TASK STATEMENT: State only the number of lines that contain the string "社区工作总结及计划".

╭─ MATERIAL

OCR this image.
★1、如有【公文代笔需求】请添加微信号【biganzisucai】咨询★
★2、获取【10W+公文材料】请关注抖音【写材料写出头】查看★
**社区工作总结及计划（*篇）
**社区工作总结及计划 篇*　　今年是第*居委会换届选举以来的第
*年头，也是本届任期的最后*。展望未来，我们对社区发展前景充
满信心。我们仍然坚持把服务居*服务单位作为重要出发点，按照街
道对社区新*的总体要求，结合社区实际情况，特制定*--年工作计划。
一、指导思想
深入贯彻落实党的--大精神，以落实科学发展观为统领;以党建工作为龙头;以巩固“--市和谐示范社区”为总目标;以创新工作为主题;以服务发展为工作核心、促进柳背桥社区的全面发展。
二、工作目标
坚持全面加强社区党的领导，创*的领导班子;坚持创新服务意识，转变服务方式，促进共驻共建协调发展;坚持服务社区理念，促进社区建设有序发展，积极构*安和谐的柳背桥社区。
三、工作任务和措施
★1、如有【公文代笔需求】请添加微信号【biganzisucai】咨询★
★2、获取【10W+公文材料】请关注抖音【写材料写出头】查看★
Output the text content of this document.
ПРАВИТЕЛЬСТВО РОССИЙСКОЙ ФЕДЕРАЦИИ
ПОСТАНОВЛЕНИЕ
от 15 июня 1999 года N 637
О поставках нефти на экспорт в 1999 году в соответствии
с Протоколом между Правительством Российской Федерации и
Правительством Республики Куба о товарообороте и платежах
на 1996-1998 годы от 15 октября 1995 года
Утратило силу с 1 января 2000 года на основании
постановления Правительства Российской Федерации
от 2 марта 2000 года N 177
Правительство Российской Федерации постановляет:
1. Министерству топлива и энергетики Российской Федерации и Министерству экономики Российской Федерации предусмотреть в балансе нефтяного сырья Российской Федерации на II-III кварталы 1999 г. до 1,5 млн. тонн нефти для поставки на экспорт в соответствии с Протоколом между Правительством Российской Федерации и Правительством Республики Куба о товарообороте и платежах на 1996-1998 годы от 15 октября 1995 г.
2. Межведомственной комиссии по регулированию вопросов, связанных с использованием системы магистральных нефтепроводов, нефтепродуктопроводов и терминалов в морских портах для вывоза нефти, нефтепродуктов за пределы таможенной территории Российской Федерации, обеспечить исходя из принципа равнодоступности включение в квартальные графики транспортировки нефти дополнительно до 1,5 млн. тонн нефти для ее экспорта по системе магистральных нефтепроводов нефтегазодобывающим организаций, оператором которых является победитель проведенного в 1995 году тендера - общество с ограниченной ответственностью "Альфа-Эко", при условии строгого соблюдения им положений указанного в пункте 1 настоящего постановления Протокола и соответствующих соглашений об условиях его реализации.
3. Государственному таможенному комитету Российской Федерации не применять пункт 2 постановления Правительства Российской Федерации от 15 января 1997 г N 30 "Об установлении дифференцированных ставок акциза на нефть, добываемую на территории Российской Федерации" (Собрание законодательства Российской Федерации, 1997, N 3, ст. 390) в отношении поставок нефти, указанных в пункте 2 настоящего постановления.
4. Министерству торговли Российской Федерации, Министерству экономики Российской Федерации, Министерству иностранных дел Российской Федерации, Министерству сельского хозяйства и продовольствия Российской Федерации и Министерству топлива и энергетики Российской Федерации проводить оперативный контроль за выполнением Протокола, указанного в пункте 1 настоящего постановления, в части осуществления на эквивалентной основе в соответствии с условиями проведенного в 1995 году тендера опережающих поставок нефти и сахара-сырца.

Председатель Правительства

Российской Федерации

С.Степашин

╰─

SOLUTION TO THIS PROBLEM: 2